Write out all entries word for word.

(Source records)
* * * *
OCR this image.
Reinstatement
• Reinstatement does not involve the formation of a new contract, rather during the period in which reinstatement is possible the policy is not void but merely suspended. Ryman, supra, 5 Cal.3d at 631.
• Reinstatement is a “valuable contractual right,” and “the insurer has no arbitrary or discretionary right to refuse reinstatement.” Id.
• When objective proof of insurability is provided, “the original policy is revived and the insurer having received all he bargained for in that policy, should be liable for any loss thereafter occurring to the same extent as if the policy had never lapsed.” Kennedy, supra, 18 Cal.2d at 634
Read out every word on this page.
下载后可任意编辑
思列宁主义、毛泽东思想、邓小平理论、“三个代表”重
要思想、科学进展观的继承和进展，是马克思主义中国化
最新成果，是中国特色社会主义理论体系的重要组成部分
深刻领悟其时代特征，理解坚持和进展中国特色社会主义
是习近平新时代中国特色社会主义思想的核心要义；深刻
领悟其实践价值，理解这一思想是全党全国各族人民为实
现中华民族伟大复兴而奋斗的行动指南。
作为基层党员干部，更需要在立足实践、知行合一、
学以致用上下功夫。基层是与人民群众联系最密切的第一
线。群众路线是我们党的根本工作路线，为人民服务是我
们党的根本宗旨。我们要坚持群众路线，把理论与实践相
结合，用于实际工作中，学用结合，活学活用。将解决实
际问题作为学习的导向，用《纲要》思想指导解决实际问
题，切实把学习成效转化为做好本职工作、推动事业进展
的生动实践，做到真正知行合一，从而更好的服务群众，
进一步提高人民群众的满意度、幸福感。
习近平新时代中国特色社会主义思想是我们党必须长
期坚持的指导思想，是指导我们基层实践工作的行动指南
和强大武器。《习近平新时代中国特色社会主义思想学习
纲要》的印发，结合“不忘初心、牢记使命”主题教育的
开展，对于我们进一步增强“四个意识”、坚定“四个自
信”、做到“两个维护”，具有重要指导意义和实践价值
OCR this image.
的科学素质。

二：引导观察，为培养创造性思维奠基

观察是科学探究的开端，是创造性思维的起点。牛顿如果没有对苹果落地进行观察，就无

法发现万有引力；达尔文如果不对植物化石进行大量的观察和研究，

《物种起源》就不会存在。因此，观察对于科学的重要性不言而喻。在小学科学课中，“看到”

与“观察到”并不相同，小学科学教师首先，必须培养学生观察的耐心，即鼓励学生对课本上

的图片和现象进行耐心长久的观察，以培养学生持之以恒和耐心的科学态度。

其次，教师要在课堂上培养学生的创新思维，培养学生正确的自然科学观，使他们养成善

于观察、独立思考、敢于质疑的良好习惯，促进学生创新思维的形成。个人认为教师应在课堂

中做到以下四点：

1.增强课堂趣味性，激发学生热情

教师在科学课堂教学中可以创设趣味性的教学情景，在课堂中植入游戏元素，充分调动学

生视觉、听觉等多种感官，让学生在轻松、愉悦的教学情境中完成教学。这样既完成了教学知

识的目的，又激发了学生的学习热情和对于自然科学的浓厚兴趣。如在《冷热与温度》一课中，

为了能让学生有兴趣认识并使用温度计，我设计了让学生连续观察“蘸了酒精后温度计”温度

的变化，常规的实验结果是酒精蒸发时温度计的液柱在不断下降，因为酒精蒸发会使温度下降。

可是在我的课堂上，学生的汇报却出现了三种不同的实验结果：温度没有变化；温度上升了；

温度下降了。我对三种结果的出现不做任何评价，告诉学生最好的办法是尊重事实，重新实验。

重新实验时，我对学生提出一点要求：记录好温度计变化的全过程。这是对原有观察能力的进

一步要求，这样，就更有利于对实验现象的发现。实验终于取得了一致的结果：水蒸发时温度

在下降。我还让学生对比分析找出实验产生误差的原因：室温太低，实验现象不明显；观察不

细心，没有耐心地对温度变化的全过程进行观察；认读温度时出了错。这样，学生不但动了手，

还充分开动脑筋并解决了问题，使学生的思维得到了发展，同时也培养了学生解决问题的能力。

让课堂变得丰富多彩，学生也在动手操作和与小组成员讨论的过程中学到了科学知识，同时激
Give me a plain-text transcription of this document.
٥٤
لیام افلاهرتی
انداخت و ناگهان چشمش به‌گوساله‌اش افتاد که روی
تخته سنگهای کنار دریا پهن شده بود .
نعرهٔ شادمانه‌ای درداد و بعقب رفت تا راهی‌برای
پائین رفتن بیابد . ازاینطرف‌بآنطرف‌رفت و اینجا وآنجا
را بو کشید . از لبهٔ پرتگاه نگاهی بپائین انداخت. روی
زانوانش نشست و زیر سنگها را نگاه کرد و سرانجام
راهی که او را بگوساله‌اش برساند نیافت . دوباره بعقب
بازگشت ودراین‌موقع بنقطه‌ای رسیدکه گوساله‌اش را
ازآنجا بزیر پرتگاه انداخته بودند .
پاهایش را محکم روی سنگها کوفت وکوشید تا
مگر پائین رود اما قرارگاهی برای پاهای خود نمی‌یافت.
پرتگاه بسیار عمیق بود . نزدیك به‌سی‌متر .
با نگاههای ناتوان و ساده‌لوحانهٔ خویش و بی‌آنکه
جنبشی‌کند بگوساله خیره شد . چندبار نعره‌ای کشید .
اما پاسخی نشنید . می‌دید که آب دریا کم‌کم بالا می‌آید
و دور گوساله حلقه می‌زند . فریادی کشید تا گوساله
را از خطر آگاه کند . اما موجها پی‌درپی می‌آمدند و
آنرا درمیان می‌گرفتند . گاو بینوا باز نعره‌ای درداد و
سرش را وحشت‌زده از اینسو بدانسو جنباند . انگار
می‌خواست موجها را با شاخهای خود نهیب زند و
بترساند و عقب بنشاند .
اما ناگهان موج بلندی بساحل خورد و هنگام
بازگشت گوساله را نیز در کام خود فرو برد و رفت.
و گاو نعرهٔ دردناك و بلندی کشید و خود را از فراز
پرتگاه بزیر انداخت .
* * * *
REPLY TO THE TASK:
OCR this image.
Reinstatement
• Reinstatement does not involve the formation of a new contract, rather during the period in which reinstatement is possible the policy is not void but merely suspended. Ryman, supra, 5 Cal.3d at 631.
• Reinstatement is a “valuable contractual right,” and “the insurer has no arbitrary or discretionary right to refuse reinstatement.” Id.
• When objective proof of insurability is provided, “the original policy is revived and the insurer having received all he bargained for in that policy, should be liable for any loss thereafter occurring to the same extent as if the policy had never lapsed.” Kennedy, supra, 18 Cal.2d at 634
Read out every word on this page.
下载后可任意编辑
思列宁主义、毛泽东思想、邓小平理论、“三个代表”重
要思想、科学进展观的继承和进展，是马克思主义中国化
最新成果，是中国特色社会主义理论体系的重要组成部分
深刻领悟其时代特征，理解坚持和进展中国特色社会主义
是习近平新时代中国特色社会主义思想的核心要义；深刻
领悟其实践价值，理解这一思想是全党全国各族人民为实
现中华民族伟大复兴而奋斗的行动指南。
作为基层党员干部，更需要在立足实践、知行合一、
学以致用上下功夫。基层是与人民群众联系最密切的第一
线。群众路线是我们党的根本工作路线，为人民服务是我
们党的根本宗旨。我们要坚持群众路线，把理论与实践相
结合，用于实际工作中，学用结合，活学活用。将解决实
际问题作为学习的导向，用《纲要》思想指导解决实际问
题，切实把学习成效转化为做好本职工作、推动事业进展
的生动实践，做到真正知行合一，从而更好的服务群众，
进一步提高人民群众的满意度、幸福感。
习近平新时代中国特色社会主义思想是我们党必须长
期坚持的指导思想，是指导我们基层实践工作的行动指南
和强大武器。《习近平新时代中国特色社会主义思想学习
纲要》的印发，结合“不忘初心、牢记使命”主题教育的
开展，对于我们进一步增强“四个意识”、坚定“四个自
信”、做到“两个维护”，具有重要指导意义和实践价值
OCR this image.
的科学素质。

二：引导观察，为培养创造性思维奠基

观察是科学探究的开端，是创造性思维的起点。牛顿如果没有对苹果落地进行观察，就无

法发现万有引力；达尔文如果不对植物化石进行大量的观察和研究，

《物种起源》就不会存在。因此，观察对于科学的重要性不言而喻。在小学科学课中，“看到”

与“观察到”并不相同，小学科学教师首先，必须培养学生观察的耐心，即鼓励学生对课本上

的图片和现象进行耐心长久的观察，以培养学生持之以恒和耐心的科学态度。

其次，教师要在课堂上培养学生的创新思维，培养学生正确的自然科学观，使他们养成善

于观察、独立思考、敢于质疑的良好习惯，促进学生创新思维的形成。个人认为教师应在课堂

中做到以下四点：

1.增强课堂趣味性，激发学生热情

教师在科学课堂教学中可以创设趣味性的教学情景，在课堂中植入游戏元素，充分调动学

生视觉、听觉等多种感官，让学生在轻松、愉悦的教学情境中完成教学。这样既完成了教学知

识的目的，又激发了学生的学习热情和对于自然科学的浓厚兴趣。如在《冷热与温度》一课中，

为了能让学生有兴趣认识并使用温度计，我设计了让学生连续观察“蘸了酒精后温度计”温度

的变化，常规的实验结果是酒精蒸发时温度计的液柱在不断下降，因为酒精蒸发会使温度下降。

可是在我的课堂上，学生的汇报却出现了三种不同的实验结果：温度没有变化；温度上升了；

温度下降了。我对三种结果的出现不做任何评价，告诉学生最好的办法是尊重事实，重新实验。

重新实验时，我对学生提出一点要求：记录好温度计变化的全过程。这是对原有观察能力的进

一步要求，这样，就更有利于对实验现象的发现。实验终于取得了一致的结果：水蒸发时温度

在下降。我还让学生对比分析找出实验产生误差的原因：室温太低，实验现象不明显；观察不

细心，没有耐心地对温度变化的全过程进行观察；认读温度时出了错。这样，学生不但动了手，

还充分开动脑筋并解决了问题，使学生的思维得到了发展，同时也培养了学生解决问题的能力。

让课堂变得丰富多彩，学生也在动手操作和与小组成员讨论的过程中学到了科学知识，同时激
Give me a plain-text transcription of this document.
٥٤
لیام افلاهرتی
انداخت و ناگهان چشمش به‌گوساله‌اش افتاد که روی
تخته سنگهای کنار دریا پهن شده بود .
نعرهٔ شادمانه‌ای درداد و بعقب رفت تا راهی‌برای
پائین رفتن بیابد . ازاینطرف‌بآنطرف‌رفت و اینجا وآنجا
را بو کشید . از لبهٔ پرتگاه نگاهی بپائین انداخت. روی
زانوانش نشست و زیر سنگها را نگاه کرد و سرانجام
راهی که او را بگوساله‌اش برساند نیافت . دوباره بعقب
بازگشت ودراین‌موقع بنقطه‌ای رسیدکه گوساله‌اش را
ازآنجا بزیر پرتگاه انداخته بودند .
پاهایش را محکم روی سنگها کوفت وکوشید تا
مگر پائین رود اما قرارگاهی برای پاهای خود نمی‌یافت.
پرتگاه بسیار عمیق بود . نزدیك به‌سی‌متر .
با نگاههای ناتوان و ساده‌لوحانهٔ خویش و بی‌آنکه
جنبشی‌کند بگوساله خیره شد . چندبار نعره‌ای کشید .
اما پاسخی نشنید . می‌دید که آب دریا کم‌کم بالا می‌آید
و دور گوساله حلقه می‌زند . فریادی کشید تا گوساله
را از خطر آگاه کند . اما موجها پی‌درپی می‌آمدند و
آنرا درمیان می‌گرفتند . گاو بینوا باز نعره‌ای درداد و
سرش را وحشت‌زده از اینسو بدانسو جنباند . انگار
می‌خواست موجها را با شاخهای خود نهیب زند و
بترساند و عقب بنشاند .
اما ناگهان موج بلندی بساحل خورد و هنگام
بازگشت گوساله را نیز در کام خود فرو برد و رفت.
و گاو نعرهٔ دردناك و بلندی کشید و خود را از فراز
پرتگاه بزیر انداخت .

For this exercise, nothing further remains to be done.